— Begin —

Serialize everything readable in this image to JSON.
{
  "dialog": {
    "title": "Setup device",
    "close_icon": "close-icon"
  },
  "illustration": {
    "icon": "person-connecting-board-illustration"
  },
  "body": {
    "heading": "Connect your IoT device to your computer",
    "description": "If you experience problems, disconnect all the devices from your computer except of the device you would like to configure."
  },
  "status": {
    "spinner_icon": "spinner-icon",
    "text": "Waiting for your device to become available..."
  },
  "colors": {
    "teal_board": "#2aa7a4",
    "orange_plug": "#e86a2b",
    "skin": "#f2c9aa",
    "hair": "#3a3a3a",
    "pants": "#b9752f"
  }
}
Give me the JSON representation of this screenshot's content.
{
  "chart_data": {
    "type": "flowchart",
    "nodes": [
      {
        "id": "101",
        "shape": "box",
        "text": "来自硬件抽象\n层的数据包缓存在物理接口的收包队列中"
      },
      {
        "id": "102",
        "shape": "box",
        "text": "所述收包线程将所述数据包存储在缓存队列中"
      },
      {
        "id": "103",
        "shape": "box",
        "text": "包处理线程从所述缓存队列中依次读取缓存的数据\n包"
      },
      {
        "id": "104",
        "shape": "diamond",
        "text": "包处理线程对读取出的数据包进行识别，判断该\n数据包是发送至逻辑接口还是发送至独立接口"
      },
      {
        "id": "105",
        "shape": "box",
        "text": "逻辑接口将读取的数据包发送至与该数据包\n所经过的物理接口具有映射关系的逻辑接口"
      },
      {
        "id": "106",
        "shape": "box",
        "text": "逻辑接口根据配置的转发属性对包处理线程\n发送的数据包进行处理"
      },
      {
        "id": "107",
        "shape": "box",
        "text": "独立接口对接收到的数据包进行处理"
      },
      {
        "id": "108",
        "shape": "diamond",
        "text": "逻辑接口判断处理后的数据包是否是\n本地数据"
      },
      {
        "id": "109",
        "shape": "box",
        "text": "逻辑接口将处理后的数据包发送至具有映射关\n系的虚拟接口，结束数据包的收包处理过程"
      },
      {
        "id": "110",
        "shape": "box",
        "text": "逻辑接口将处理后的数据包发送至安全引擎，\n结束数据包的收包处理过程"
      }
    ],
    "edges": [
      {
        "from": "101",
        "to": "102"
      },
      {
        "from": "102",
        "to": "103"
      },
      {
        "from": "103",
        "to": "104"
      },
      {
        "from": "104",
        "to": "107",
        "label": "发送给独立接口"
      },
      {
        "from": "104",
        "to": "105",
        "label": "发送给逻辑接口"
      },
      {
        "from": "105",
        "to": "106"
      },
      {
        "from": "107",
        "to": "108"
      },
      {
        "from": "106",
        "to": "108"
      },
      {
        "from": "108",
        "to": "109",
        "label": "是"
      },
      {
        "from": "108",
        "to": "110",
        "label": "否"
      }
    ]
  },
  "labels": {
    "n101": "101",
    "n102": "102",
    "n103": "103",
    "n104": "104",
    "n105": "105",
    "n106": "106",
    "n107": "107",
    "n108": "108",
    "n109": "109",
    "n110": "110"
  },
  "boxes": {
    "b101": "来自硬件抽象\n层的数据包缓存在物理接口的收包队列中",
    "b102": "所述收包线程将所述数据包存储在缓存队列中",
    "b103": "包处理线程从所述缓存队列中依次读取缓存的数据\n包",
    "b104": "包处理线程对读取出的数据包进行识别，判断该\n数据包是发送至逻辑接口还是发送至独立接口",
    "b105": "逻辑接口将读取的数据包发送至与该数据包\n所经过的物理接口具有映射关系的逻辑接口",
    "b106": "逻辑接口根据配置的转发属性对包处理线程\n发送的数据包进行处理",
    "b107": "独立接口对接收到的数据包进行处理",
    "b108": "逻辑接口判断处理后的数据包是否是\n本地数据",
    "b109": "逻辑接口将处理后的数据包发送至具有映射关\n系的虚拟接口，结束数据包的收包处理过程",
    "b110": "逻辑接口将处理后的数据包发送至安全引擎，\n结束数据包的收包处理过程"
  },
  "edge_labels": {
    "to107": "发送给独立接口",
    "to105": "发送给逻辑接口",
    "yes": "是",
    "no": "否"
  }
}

— End —

Working from the material above, state how many lines contain "JSON"; give only the number.

SOLUTION: 2